▶ _EXERCISE TASKS_:
**a)** Reproduce the article on the junior men's cross-country race, everything from "Brown, who coincidently" down to "Better than Bekele?".
**b)** According to the article on the junior men's cross-country race, how long was the course when Jim Brown won the title in 1973?
**c)** Continue the article on the junior men's cross-country race, starting right after its final sentence.

▶ _TEXT EXCERPT_:
§ §

For those members of the media and teams who made it to the 40th IAAF World Cross Country Championships in the Polish city of Bydgoszcz, the detailed analysis provided of the junior men's race provided made jaw-dropping reading on Sunday evening (24).

The Ethiopian winner Hagos Gebrhiwet covered the 7.83km course in a stunning 21:04. 

Even allowing for a considerable drop off in pace, it's not inconceivable that Gebrhiwet could have covered 10km of cross country in roughly 27 minutes and and many people were pondering whether he might just have been the best ever junior men's champion in the four decades of the race.

Of course, by the nature of cross-country races even at a global championship, there have been some slight variances in distance and some extremely diverse conditions in the four decades since the event came under the auspices of IAAF.

However, nearly all bystanders were in agreement that, including trying to balance all the relevant factors, Gebrhiwet could have uncorked the best performance ever seen in his category

Three runners have finished in a faster time than Gebrhiwet but just by a few seconds and on courses that were up to a kilometre shorter than the one negotiated in Myslecinek Park.

It is a sobering thought that the very first winner of the junior men's title at the championships, Scotland's Jim Brown, would have ended up about 900 metres in arrears of Gebrhiwet if they had been racing together on Sunday.

Brown, who coincidently was actually 20 at the time of his triumph when different rules prevailed, crossed the line in 1973 in 20:52.8 when the race was over only 7020m.

Better than Bekele?

One of Gebrhiwet's illustrious predecessors, the great Kenenisa Bekele, took 25:04 to win the first of his 12 IAAF World Cross Country Championships gold medals in the famous mud bath when the event was held in the Belgian coastal town of Ostend in 2001, but the course was only 7.7km.

Sunday's race was also held in far from perfect conditions as well. The World Cross Country Championships have been held on no fewer than 17 horse-racing courses as well as two golf courses but Myslecinek Park was neither of those.

§ §

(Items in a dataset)
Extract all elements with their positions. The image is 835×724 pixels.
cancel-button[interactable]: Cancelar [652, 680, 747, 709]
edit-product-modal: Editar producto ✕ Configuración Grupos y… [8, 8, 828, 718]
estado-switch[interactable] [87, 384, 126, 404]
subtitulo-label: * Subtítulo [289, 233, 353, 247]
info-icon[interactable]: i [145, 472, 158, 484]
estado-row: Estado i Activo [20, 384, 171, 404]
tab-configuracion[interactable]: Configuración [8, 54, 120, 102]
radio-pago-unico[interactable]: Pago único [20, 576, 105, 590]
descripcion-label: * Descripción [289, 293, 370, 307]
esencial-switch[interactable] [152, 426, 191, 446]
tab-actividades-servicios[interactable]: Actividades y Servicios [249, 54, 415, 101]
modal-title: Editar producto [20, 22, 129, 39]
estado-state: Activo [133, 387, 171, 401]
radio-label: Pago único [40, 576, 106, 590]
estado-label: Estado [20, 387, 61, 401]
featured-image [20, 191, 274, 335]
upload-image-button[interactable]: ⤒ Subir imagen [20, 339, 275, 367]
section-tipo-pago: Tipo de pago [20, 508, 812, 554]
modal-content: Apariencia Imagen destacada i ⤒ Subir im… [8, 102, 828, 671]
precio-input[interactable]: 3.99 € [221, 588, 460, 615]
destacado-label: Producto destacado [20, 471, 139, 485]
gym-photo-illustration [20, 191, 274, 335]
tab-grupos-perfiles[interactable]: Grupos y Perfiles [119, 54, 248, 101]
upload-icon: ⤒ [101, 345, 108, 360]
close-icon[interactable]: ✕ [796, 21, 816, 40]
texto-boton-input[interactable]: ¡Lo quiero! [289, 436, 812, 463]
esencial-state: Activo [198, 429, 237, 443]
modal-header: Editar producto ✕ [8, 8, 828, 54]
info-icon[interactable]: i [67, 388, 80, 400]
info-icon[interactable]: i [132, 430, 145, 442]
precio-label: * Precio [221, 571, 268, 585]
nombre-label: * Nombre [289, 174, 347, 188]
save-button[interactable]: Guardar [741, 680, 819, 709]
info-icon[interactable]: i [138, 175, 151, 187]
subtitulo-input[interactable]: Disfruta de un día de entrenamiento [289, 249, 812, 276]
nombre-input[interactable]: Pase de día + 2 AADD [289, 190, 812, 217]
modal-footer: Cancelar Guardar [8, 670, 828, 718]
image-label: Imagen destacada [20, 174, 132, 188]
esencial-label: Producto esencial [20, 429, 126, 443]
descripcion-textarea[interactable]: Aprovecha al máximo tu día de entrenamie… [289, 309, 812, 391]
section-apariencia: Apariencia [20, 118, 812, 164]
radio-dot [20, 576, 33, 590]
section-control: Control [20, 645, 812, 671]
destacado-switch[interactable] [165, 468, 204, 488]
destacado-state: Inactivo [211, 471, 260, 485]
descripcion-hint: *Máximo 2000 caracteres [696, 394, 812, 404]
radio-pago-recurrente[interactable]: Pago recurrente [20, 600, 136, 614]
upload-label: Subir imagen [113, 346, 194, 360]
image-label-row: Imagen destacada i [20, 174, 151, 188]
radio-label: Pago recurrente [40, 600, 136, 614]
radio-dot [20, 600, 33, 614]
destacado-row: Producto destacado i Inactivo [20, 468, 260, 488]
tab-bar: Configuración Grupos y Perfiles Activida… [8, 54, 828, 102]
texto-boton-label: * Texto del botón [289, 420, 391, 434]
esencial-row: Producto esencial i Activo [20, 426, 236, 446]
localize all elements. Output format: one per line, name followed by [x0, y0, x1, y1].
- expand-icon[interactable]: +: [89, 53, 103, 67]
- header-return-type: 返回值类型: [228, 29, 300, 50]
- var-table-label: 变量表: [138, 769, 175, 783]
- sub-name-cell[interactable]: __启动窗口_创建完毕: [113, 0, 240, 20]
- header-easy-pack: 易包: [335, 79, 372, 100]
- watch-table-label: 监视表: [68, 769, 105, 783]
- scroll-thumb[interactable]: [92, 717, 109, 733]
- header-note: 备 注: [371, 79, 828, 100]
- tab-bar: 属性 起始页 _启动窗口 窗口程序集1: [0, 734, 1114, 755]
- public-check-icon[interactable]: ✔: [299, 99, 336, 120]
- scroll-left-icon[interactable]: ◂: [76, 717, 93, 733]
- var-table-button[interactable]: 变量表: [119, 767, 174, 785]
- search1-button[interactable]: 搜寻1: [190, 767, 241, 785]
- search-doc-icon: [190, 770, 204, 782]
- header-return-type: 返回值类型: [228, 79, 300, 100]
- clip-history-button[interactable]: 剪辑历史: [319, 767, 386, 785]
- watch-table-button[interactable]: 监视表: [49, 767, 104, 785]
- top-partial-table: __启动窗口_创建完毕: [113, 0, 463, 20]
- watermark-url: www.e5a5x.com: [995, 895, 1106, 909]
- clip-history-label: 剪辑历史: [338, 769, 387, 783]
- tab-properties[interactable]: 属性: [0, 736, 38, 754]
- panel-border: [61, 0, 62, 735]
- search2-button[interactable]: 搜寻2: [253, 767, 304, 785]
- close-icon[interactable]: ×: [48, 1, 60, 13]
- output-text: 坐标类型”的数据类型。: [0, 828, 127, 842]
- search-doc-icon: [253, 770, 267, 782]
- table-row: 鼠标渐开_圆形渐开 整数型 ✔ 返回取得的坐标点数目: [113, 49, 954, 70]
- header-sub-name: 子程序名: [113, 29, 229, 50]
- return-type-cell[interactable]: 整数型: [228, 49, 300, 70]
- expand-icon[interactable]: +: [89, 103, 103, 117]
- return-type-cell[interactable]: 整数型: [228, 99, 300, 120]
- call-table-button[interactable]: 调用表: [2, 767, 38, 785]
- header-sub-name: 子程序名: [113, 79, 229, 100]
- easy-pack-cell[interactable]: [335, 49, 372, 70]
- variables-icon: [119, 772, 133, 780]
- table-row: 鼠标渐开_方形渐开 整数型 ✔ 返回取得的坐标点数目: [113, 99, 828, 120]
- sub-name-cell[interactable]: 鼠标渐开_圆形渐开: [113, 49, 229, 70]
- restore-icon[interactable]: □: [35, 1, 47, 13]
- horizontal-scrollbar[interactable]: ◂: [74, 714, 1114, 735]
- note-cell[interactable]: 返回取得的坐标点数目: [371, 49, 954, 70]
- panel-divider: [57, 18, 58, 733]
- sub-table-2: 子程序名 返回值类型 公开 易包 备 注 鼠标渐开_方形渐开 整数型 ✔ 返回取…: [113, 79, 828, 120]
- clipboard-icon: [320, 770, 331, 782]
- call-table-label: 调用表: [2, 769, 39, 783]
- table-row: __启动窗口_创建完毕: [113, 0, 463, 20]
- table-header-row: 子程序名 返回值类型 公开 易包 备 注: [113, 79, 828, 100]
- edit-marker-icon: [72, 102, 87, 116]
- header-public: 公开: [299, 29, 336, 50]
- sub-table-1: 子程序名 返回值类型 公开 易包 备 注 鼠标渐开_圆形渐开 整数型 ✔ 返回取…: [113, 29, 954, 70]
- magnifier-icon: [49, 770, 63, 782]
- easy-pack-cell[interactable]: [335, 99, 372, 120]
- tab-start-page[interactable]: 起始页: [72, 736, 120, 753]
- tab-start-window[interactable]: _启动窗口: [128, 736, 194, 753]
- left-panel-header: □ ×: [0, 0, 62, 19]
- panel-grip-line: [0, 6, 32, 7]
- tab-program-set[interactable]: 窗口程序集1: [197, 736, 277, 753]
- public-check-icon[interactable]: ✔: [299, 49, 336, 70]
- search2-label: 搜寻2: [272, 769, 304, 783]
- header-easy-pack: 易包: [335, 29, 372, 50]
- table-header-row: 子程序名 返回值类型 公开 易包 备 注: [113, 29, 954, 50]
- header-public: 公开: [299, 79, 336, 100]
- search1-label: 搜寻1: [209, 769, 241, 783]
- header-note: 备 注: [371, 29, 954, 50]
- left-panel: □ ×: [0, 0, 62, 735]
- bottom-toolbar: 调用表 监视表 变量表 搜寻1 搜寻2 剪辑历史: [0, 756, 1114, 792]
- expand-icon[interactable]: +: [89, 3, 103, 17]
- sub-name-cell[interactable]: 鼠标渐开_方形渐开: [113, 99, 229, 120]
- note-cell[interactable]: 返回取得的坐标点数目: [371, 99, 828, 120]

§ §

▶ _ANSWERS FOR THE TASKS_:
**a)**
Brown, who coincidently was actually 20 at the time of his triumph when different rules prevailed, crossed the line in 1973 in 20:52.8 when the race was over only 7020m.

Better than Bekele?

**b)** 7020m

**c)**
The temperature never rose below zero and the course was rutted and frozen in places. In addition, there was a challenging hill at the end of each lap.

After a first 1.92km lap of 5:26 in the junior men's race, three seconds faster than their senior counterparts, a three-man group pulled away during the third kilometre with Gebrhiwet's compatriot Muktar Edris and Kenya's Leonard Barsoton, the eventual bronze and silver medallists, pushing the pace.

Gebrhiwet's two rivals contributed to that lap being passed in a super-quick 5:08, 13 seconds quicker than anything that was to be seen in the senior men's race later in the day.

The pace continued to be unrelenting but the trio were still together at 6km after a 5:11 third lap.

It was only on the final lap that Barsoton and Edris started to flag as Gebrhiwet turned the screw and finished with a 5:18 lap.

All three of the last laps were faster than the senior men managed at any point in their race.

“The weather was very tough, so I was very happy,” said Gebrhiwet through an interpreter. "It was very hard, with all the snow, but at least it wasn't muddy."

World record threat

“My ambition this summer is to break my world junior record over 5000m," he added. "I will make the necessary training."

Still just 18, Gebrhiwet clocked a world junior indoor 3000m record of 7:32.87 in Boston at the start of last month and he ran a world junior 5000m record of 12:47.53 at the Diamond League meeting in Paris last summer to rank seventh on the all-time list for the distance.

Although he dismissed notions that he was also contemplating an attack on Kenenisa Bekele's world record of 12:37.35, set in Hengelo nine years ago, any reduction in his own standard would inevitably take him closer to his compatriot's mark, or perhaps even surpass it.

Like a number of other leading long-distance runners over the years, not least the Ethiopian legend Abebe Bikila and Great Britain's current Olympic and world 5000m champion Mo Farah, Gebrhiwet came to the sport via football, only finally concentrating on athletics when he was 15.

“I tended to play a lot of football when I was growing up and I think that has given me the endurance I have now," said Gebrhiwet. "But my ambitions for football are finished, I am not a frustrated footballer, athletics is my destination."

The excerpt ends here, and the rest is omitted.